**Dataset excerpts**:
● ● ● ●
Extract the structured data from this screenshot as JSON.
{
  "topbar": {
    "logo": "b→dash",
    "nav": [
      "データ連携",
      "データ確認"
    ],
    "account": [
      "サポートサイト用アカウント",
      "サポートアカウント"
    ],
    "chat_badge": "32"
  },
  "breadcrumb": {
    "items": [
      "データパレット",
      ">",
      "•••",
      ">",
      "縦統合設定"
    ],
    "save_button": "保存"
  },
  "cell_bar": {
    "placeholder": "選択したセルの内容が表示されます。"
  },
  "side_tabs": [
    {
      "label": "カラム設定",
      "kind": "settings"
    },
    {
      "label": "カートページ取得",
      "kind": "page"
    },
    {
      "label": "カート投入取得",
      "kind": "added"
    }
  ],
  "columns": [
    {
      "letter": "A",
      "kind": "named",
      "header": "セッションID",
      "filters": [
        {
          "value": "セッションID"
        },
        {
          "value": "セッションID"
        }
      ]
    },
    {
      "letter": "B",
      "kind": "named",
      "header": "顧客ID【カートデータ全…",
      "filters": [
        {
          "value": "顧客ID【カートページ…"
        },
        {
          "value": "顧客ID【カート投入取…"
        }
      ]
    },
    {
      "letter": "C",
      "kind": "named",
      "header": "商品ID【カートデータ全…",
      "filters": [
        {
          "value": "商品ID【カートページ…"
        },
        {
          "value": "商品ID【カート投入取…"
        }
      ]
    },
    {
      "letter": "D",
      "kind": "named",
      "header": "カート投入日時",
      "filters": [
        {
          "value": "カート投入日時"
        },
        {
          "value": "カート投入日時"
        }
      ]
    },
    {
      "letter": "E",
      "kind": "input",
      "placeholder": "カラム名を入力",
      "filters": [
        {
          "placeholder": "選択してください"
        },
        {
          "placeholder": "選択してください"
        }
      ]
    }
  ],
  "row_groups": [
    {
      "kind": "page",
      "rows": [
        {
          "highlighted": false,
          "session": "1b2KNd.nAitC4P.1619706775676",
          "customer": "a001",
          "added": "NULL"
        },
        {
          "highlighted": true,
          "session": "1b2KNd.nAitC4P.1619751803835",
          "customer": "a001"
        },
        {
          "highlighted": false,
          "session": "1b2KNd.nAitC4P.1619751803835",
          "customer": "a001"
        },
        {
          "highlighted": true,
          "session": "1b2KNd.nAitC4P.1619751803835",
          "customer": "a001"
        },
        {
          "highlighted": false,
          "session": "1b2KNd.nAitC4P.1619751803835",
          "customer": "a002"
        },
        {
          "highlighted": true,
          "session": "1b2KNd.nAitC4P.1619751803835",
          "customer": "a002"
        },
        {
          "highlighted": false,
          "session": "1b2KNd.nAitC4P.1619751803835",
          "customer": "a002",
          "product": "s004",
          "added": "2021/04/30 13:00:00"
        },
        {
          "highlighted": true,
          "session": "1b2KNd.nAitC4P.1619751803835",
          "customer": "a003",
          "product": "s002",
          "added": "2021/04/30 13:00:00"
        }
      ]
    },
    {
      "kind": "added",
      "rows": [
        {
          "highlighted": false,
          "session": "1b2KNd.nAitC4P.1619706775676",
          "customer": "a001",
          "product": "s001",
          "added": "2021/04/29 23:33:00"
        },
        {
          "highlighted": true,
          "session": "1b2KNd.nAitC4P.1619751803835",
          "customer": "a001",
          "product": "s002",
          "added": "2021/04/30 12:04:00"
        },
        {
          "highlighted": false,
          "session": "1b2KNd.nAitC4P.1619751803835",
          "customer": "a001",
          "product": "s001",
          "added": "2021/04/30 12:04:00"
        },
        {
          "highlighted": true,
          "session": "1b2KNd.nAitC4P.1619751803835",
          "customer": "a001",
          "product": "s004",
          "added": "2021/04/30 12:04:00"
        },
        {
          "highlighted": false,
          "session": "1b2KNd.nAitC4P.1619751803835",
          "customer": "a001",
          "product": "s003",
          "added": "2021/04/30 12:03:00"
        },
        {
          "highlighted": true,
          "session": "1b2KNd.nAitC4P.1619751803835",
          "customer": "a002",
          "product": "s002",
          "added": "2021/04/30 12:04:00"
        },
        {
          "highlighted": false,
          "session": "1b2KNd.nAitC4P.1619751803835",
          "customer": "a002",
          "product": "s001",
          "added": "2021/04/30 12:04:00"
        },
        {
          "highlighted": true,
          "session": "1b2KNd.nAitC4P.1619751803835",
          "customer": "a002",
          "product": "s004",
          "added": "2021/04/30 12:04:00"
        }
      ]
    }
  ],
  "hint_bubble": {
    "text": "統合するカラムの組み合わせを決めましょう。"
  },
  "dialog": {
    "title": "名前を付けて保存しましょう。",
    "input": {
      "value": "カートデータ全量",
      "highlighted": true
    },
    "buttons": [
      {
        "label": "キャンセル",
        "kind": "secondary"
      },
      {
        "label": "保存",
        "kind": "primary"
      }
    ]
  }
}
● ● ● ●
Take the entries above and transcribe them in full.

**Solution to the exercise**:
Extract the structured data from this screenshot as JSON.
{
  "topbar": {
    "logo": "b→dash",
    "nav": [
      "データ連携",
      "データ確認"
    ],
    "account": [
      "サポートサイト用アカウント",
      "サポートアカウント"
    ],
    "chat_badge": "32"
  },
  "breadcrumb": {
    "items": [
      "データパレット",
      ">",
      "•••",
      ">",
      "縦統合設定"
    ],
    "save_button": "保存"
  },
  "cell_bar": {
    "placeholder": "選択したセルの内容が表示されます。"
  },
  "side_tabs": [
    {
      "label": "カラム設定",
      "kind": "settings"
    },
    {
      "label": "カートページ取得",
      "kind": "page"
    },
    {
      "label": "カート投入取得",
      "kind": "added"
    }
  ],
  "columns": [
    {
      "letter": "A",
      "kind": "named",
      "header": "セッションID",
      "filters": [
        {
          "value": "セッションID"
        },
        {
          "value": "セッションID"
        }
      ]
    },
    {
      "letter": "B",
      "kind": "named",
      "header": "顧客ID【カートデータ全…",
      "filters": [
        {
          "value": "顧客ID【カートページ…"
        },
        {
          "value": "顧客ID【カート投入取…"
        }
      ]
    },
    {
      "letter": "C",
      "kind": "named",
      "header": "商品ID【カートデータ全…",
      "filters": [
        {
          "value": "商品ID【カートページ…"
        },
        {
          "value": "商品ID【カート投入取…"
        }
      ]
    },
    {
      "letter": "D",
      "kind": "named",
      "header": "カート投入日時",
      "filters": [
        {
          "value": "カート投入日時"
        },
        {
          "value": "カート投入日時"
        }
      ]
    },
    {
      "letter": "E",
      "kind": "input",
      "placeholder": "カラム名を入力",
      "filters": [
        {
          "placeholder": "選択してください"
        },
        {
          "placeholder": "選択してください"
        }
      ]
    }
  ],
  "row_groups": [
    {
      "kind": "page",
      "rows": [
        {
          "highlighted": false,
          "session": "1b2KNd.nAitC4P.1619706775676",
          "customer": "a001",
          "added": "NULL"
        },
        {
          "highlighted": true,
          "session": "1b2KNd.nAitC4P.1619751803835",
          "customer": "a001"
        },
        {
          "highlighted": false,
          "session": "1b2KNd.nAitC4P.1619751803835",
          "customer": "a001"
        },
        {
          "highlighted": true,
          "session": "1b2KNd.nAitC4P.1619751803835",
          "customer": "a001"
        },
        {
          "highlighted": false,
          "session": "1b2KNd.nAitC4P.1619751803835",
          "customer": "a002"
        },
        {
          "highlighted": true,
          "session": "1b2KNd.nAitC4P.1619751803835",
          "customer": "a002"
        },
        {
          "highlighted": false,
          "session": "1b2KNd.nAitC4P.1619751803835",
          "customer": "a002",
          "product": "s004",
          "added": "2021/04/30 13:00:00"
        },
        {
          "highlighted": true,
          "session": "1b2KNd.nAitC4P.1619751803835",
          "customer": "a003",
          "product": "s002",
          "added": "2021/04/30 13:00:00"
        }
      ]
    },
    {
      "kind": "added",
      "rows": [
        {
          "highlighted": false,
          "session": "1b2KNd.nAitC4P.1619706775676",
          "customer": "a001",
          "product": "s001",
          "added": "2021/04/29 23:33:00"
        },
        {
          "highlighted": true,
          "session": "1b2KNd.nAitC4P.1619751803835",
          "customer": "a001",
          "product": "s002",
          "added": "2021/04/30 12:04:00"
        },
        {
          "highlighted": false,
          "session": "1b2KNd.nAitC4P.1619751803835",
          "customer": "a001",
          "product": "s001",
          "added": "2021/04/30 12:04:00"
        },
        {
          "highlighted": true,
          "session": "1b2KNd.nAitC4P.1619751803835",
          "customer": "a001",
          "product": "s004",
          "added": "2021/04/30 12:04:00"
        },
        {
          "highlighted": false,
          "session": "1b2KNd.nAitC4P.1619751803835",
          "customer": "a001",
          "product": "s003",
          "added": "2021/04/30 12:03:00"
        },
        {
          "highlighted": true,
          "session": "1b2KNd.nAitC4P.1619751803835",
          "customer": "a002",
          "product": "s002",
          "added": "2021/04/30 12:04:00"
        },
        {
          "highlighted": false,
          "session": "1b2KNd.nAitC4P.1619751803835",
          "customer": "a002",
          "product": "s001",
          "added": "2021/04/30 12:04:00"
        },
        {
          "highlighted": true,
          "session": "1b2KNd.nAitC4P.1619751803835",
          "customer": "a002",
          "product": "s004",
          "added": "2021/04/30 12:04:00"
        }
      ]
    }
  ],
  "hint_bubble": {
    "text": "統合するカラムの組み合わせを決めましょう。"
  },
  "dialog": {
    "title": "名前を付けて保存しましょう。",
    "input": {
      "value": "カートデータ全量",
      "highlighted": true
    },
    "buttons": [
      {
        "label": "キャンセル",
        "kind": "secondary"
      },
      {
        "label": "保存",
        "kind": "primary"
      }
    ]
  }
}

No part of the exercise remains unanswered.